(Some records)
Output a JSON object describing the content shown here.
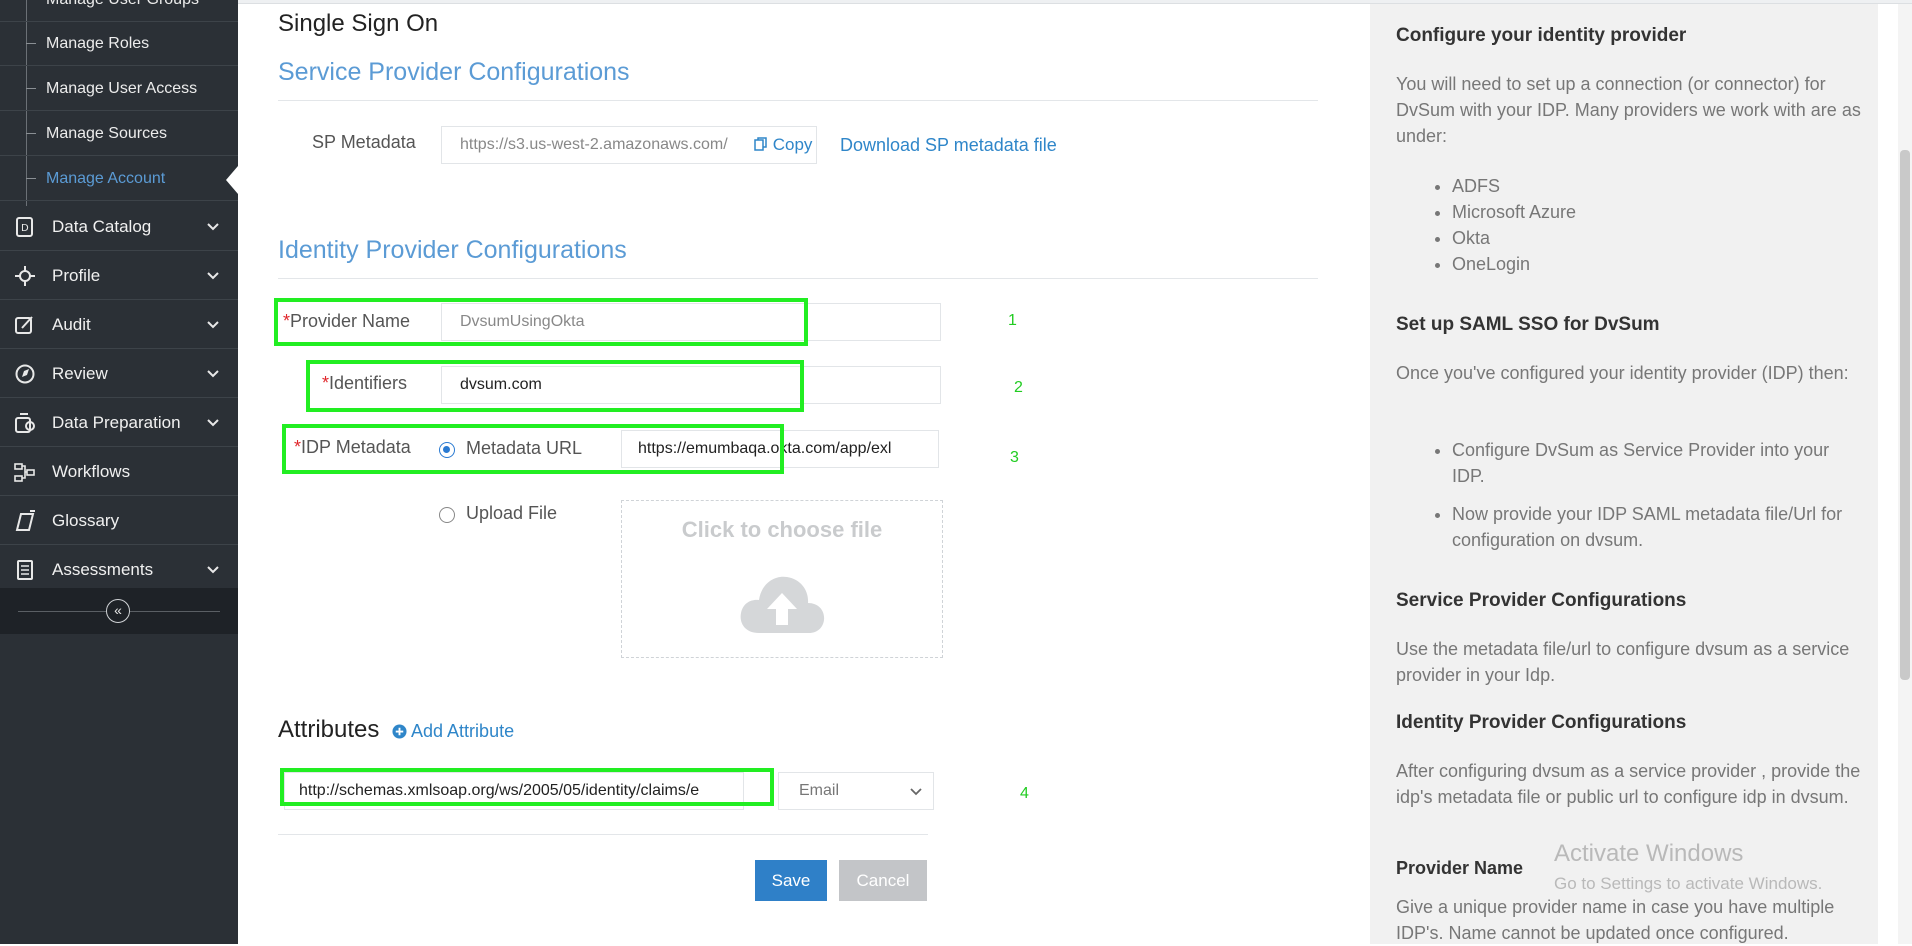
{
  "sidebar": {
    "partial_item": "Manage User Groups",
    "sub_items": [
      {
        "label": "Manage Roles"
      },
      {
        "label": "Manage User Access"
      },
      {
        "label": "Manage Sources"
      },
      {
        "label": "Manage Account",
        "active": true
      }
    ],
    "nav_items": [
      {
        "label": "Data Catalog",
        "icon": "data-catalog-icon",
        "has_chevron": true
      },
      {
        "label": "Profile",
        "icon": "profile-icon",
        "has_chevron": true
      },
      {
        "label": "Audit",
        "icon": "audit-icon",
        "has_chevron": true
      },
      {
        "label": "Review",
        "icon": "review-icon",
        "has_chevron": true
      },
      {
        "label": "Data Preparation",
        "icon": "data-preparation-icon",
        "has_chevron": true
      },
      {
        "label": "Workflows",
        "icon": "workflows-icon",
        "has_chevron": false
      },
      {
        "label": "Glossary",
        "icon": "glossary-icon",
        "has_chevron": false
      },
      {
        "label": "Assessments",
        "icon": "assessments-icon",
        "has_chevron": true
      }
    ],
    "collapse_icon": "double-chevron-left-icon"
  },
  "main": {
    "page_title": "Single Sign On",
    "sp_section": {
      "title": "Service Provider Configurations",
      "sp_metadata_label": "SP Metadata",
      "sp_metadata_value": "https://s3.us-west-2.amazonaws.com/",
      "copy_label": "Copy",
      "download_link": "Download SP metadata file"
    },
    "idp_section": {
      "title": "Identity Provider Configurations",
      "required_mark": "*",
      "provider_name_label": "Provider Name",
      "provider_name_placeholder": "DvsumUsingOkta",
      "identifiers_label": "Identifiers",
      "identifiers_value": "dvsum.com",
      "idp_metadata_label": "IDP Metadata",
      "metadata_url_option": "Metadata URL",
      "metadata_url_value": "https://emumbaqa.okta.com/app/exl",
      "upload_file_option": "Upload File",
      "upload_prompt": "Click to choose file"
    },
    "attributes": {
      "title": "Attributes",
      "add_attribute_label": "Add Attribute",
      "claim_value": "http://schemas.xmlsoap.org/ws/2005/05/identity/claims/e",
      "mapping_selected": "Email"
    },
    "buttons": {
      "save": "Save",
      "cancel": "Cancel"
    },
    "highlight_numbers": [
      "1",
      "2",
      "3",
      "4"
    ],
    "highlight_color": "#22ee22"
  },
  "help": {
    "h1": "Configure your identity provider",
    "p1": "You will need to set up a connection (or connector) for DvSum with your IDP. Many providers we work with are as under:",
    "providers": [
      "ADFS",
      "Microsoft Azure",
      "Okta",
      "OneLogin"
    ],
    "h2": "Set up SAML SSO for DvSum",
    "p2": "Once you've configured your identity provider (IDP) then:",
    "steps": [
      "Configure DvSum as Service Provider into your IDP.",
      "Now provide your IDP SAML metadata file/Url for configuration on dvsum."
    ],
    "h3": "Service Provider Configurations",
    "p3": "Use the metadata file/url to configure dvsum as a service provider in your Idp.",
    "h4": "Identity Provider Configurations",
    "p4": "After configuring dvsum as a service provider , provide the idp's metadata file or public url to configure idp in dvsum.",
    "h5": "Provider Name",
    "p5": "Give a unique provider name in case you have multiple IDP's. Name cannot be updated once configured."
  },
  "watermark": {
    "line1": "Activate Windows",
    "line2": "Go to Settings to activate Windows."
  }
}
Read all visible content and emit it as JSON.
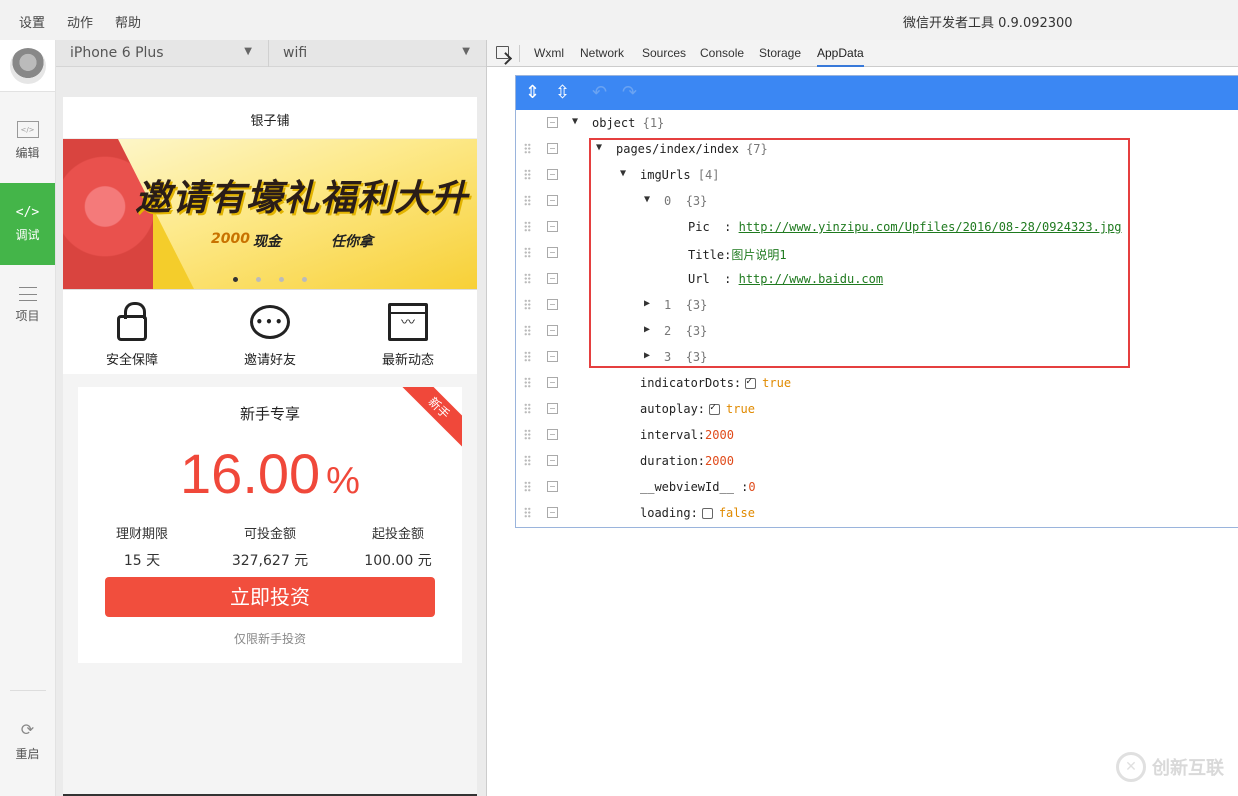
{
  "menu": {
    "items": [
      "设置",
      "动作",
      "帮助"
    ],
    "app_title": "微信开发者工具 0.9.092300"
  },
  "sidebar": {
    "items": [
      {
        "label": "编辑",
        "icon": "code-file-icon"
      },
      {
        "label": "调试",
        "icon": "code-brackets-icon",
        "glyph": "</>"
      },
      {
        "label": "项目",
        "icon": "list-icon"
      },
      {
        "label": "重启",
        "icon": "restart-icon"
      }
    ],
    "active": "调试"
  },
  "simulator": {
    "device": "iPhone 6 Plus",
    "network": "wifi"
  },
  "phone": {
    "nav_title": "银子铺",
    "banner": {
      "headline": "邀请有壕礼福利大升",
      "sub_cash": "2000",
      "sub_cash_unit": "现金",
      "sub_pick": "任你拿"
    },
    "features": [
      {
        "label": "安全保障",
        "icon": "lock-icon"
      },
      {
        "label": "邀请好友",
        "icon": "chat-bubble-icon"
      },
      {
        "label": "最新动态",
        "icon": "activity-monitor-icon"
      }
    ],
    "card": {
      "ribbon": "新手",
      "title": "新手专享",
      "rate_value": "16.00",
      "rate_unit": "%",
      "stats": [
        {
          "label": "理财期限",
          "value": "15 天"
        },
        {
          "label": "可投金额",
          "value": "327,627 元"
        },
        {
          "label": "起投金额",
          "value": "100.00 元"
        }
      ],
      "button": "立即投资",
      "note": "仅限新手投资"
    }
  },
  "devtools": {
    "tabs": [
      "Wxml",
      "Network",
      "Sources",
      "Console",
      "Storage",
      "AppData"
    ],
    "active_tab": "AppData",
    "tree": {
      "root": {
        "key": "object",
        "count": "{1}"
      },
      "page": {
        "key": "pages/index/index",
        "count": "{7}"
      },
      "imgUrls": {
        "key": "imgUrls",
        "count": "[4]"
      },
      "item0": {
        "key": "0",
        "count": "{3}"
      },
      "pic": {
        "key": "Pic",
        "value": "http://www.yinzipu.com/Upfiles/2016/08-28/0924323.jpg"
      },
      "title": {
        "key": "Title",
        "value": "图片说明1"
      },
      "url": {
        "key": "Url",
        "value": "http://www.baidu.com"
      },
      "item1": {
        "key": "1",
        "count": "{3}"
      },
      "item2": {
        "key": "2",
        "count": "{3}"
      },
      "item3": {
        "key": "3",
        "count": "{3}"
      },
      "indicatorDots": {
        "key": "indicatorDots",
        "value": "true"
      },
      "autoplay": {
        "key": "autoplay",
        "value": "true"
      },
      "interval": {
        "key": "interval",
        "value": "2000"
      },
      "duration": {
        "key": "duration",
        "value": "2000"
      },
      "webviewId": {
        "key": "__webviewId__",
        "value": "0"
      },
      "loading": {
        "key": "loading",
        "value": "false"
      }
    }
  },
  "watermark": {
    "text": "创新互联"
  },
  "colors": {
    "accent_green": "#44b549",
    "toolbar_blue": "#3b87f3",
    "highlight_red": "#e53f3f",
    "invest_red": "#f14e3d"
  }
}
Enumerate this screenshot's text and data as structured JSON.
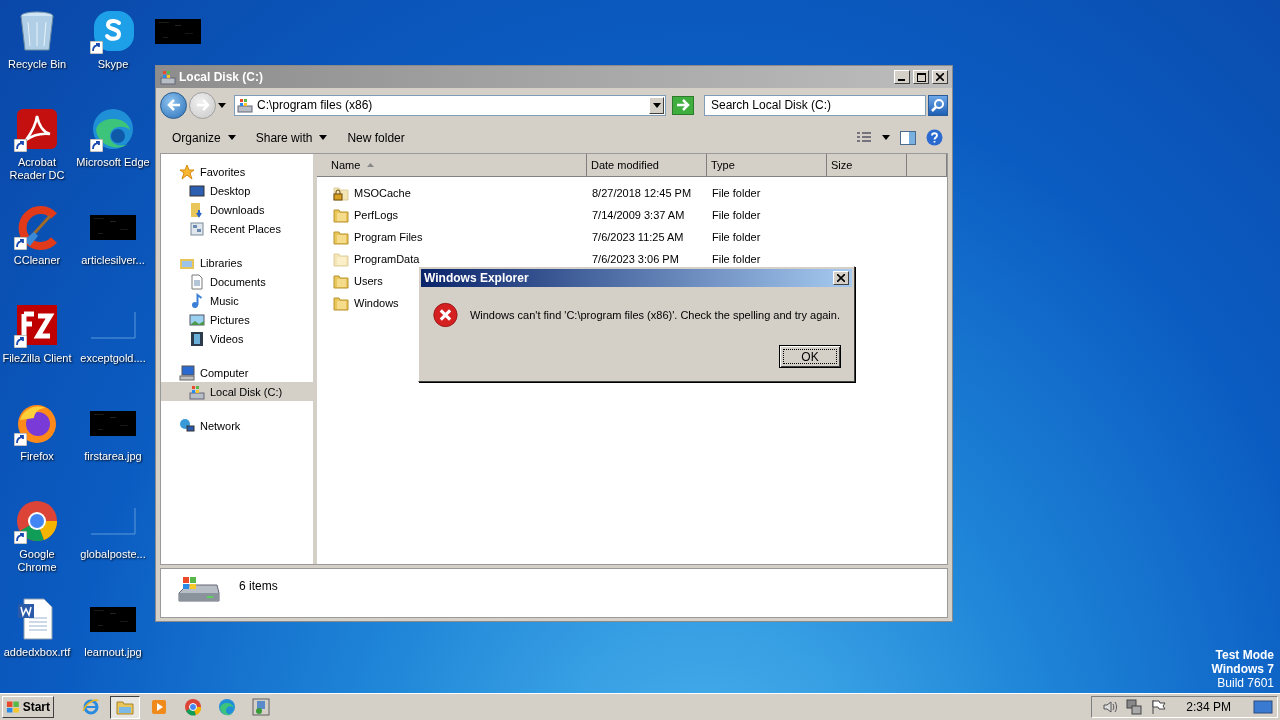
{
  "desktop": {
    "icon_columns": [
      [
        {
          "label": "Recycle Bin",
          "kind": "recycle",
          "shortcut": false
        },
        {
          "label": "Acrobat Reader DC",
          "kind": "acrobat",
          "shortcut": true
        },
        {
          "label": "CCleaner",
          "kind": "ccleaner",
          "shortcut": true
        },
        {
          "label": "FileZilla Client",
          "kind": "filezilla",
          "shortcut": true
        },
        {
          "label": "Firefox",
          "kind": "firefox",
          "shortcut": true
        },
        {
          "label": "Google Chrome",
          "kind": "chrome",
          "shortcut": true
        },
        {
          "label": "addedxbox.rtf",
          "kind": "word",
          "shortcut": false
        }
      ],
      [
        {
          "label": "Skype",
          "kind": "skype",
          "shortcut": true
        },
        {
          "label": "Microsoft Edge",
          "kind": "edge",
          "shortcut": true
        },
        {
          "label": "articlesilver...",
          "kind": "thumbnail",
          "shortcut": false
        },
        {
          "label": "exceptgold....",
          "kind": "blank",
          "shortcut": false
        },
        {
          "label": "firstarea.jpg",
          "kind": "thumbnail",
          "shortcut": false
        },
        {
          "label": "globalposte...",
          "kind": "blank",
          "shortcut": false
        },
        {
          "label": "learnout.jpg",
          "kind": "thumbnail",
          "shortcut": false
        }
      ],
      [
        {
          "kind": "thumbnail",
          "shortcut": false
        }
      ]
    ],
    "system_text": [
      {
        "text": "Test Mode",
        "bold": true
      },
      {
        "text": "Windows 7",
        "bold": true
      },
      {
        "text": "Build 7601",
        "bold": false
      }
    ]
  },
  "window": {
    "title": "Local Disk (C:)",
    "address": {
      "value": "C:\\program files (x86)"
    },
    "search": {
      "placeholder": "Search Local Disk (C:)"
    },
    "toolbar": [
      {
        "label": "Organize",
        "menu": true
      },
      {
        "label": "Share with",
        "menu": true
      },
      {
        "label": "New folder",
        "menu": false
      }
    ],
    "sidebar": [
      {
        "label": "Favorites",
        "kind": "star",
        "selected": false,
        "children": [
          {
            "label": "Desktop",
            "kind": "desktop",
            "selected": false
          },
          {
            "label": "Downloads",
            "kind": "downloads",
            "selected": false
          },
          {
            "label": "Recent Places",
            "kind": "recent",
            "selected": false
          }
        ]
      },
      {
        "label": "Libraries",
        "kind": "library",
        "selected": false,
        "children": [
          {
            "label": "Documents",
            "kind": "documents",
            "selected": false
          },
          {
            "label": "Music",
            "kind": "music",
            "selected": false
          },
          {
            "label": "Pictures",
            "kind": "pictures",
            "selected": false
          },
          {
            "label": "Videos",
            "kind": "videos",
            "selected": false
          }
        ]
      },
      {
        "label": "Computer",
        "kind": "computer",
        "selected": false,
        "children": [
          {
            "label": "Local Disk (C:)",
            "kind": "drive",
            "selected": true
          }
        ]
      },
      {
        "label": "Network",
        "kind": "network",
        "selected": false
      }
    ],
    "columns": [
      {
        "label": "Name",
        "sorted": true
      },
      {
        "label": "Date modified",
        "sorted": false
      },
      {
        "label": "Type",
        "sorted": false
      },
      {
        "label": "Size",
        "sorted": false
      }
    ],
    "rows": [
      {
        "name": "MSOCache",
        "date": "8/27/2018 12:45 PM",
        "type": "File folder",
        "locked": true,
        "hidden": true
      },
      {
        "name": "PerfLogs",
        "date": "7/14/2009 3:37 AM",
        "type": "File folder",
        "locked": false,
        "hidden": false
      },
      {
        "name": "Program Files",
        "date": "7/6/2023 11:25 AM",
        "type": "File folder",
        "locked": false,
        "hidden": false
      },
      {
        "name": "ProgramData",
        "date": "7/6/2023 3:06 PM",
        "type": "File folder",
        "locked": false,
        "hidden": true
      },
      {
        "name": "Users",
        "locked": false,
        "hidden": false
      },
      {
        "name": "Windows",
        "locked": false,
        "hidden": false
      }
    ],
    "details": {
      "count": "6 items"
    }
  },
  "dialog": {
    "title": "Windows Explorer",
    "message": "Windows can't find 'C:\\program files (x86)'.  Check the spelling and try again.",
    "button": "OK"
  },
  "taskbar": {
    "start": "Start",
    "apps": [
      {
        "kind": "ie",
        "active": false
      },
      {
        "kind": "explorer",
        "active": true
      },
      {
        "kind": "media",
        "active": false
      },
      {
        "kind": "chrome",
        "active": false
      },
      {
        "kind": "edge",
        "active": false
      },
      {
        "kind": "app",
        "active": false
      }
    ],
    "tray": [
      {
        "kind": "speaker"
      },
      {
        "kind": "network"
      },
      {
        "kind": "flag"
      }
    ],
    "clock": "2:34 PM"
  }
}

● WHAT THIS TASK INVOLVES
Identify the lines that hold the word "with". Copy every one of them.

● EXERCISE ANSWER
    "p1": "You will need to set up a connection (or connector) for DvSum with your IDP. Many providers we work with are as under:",
        "label": "Share with",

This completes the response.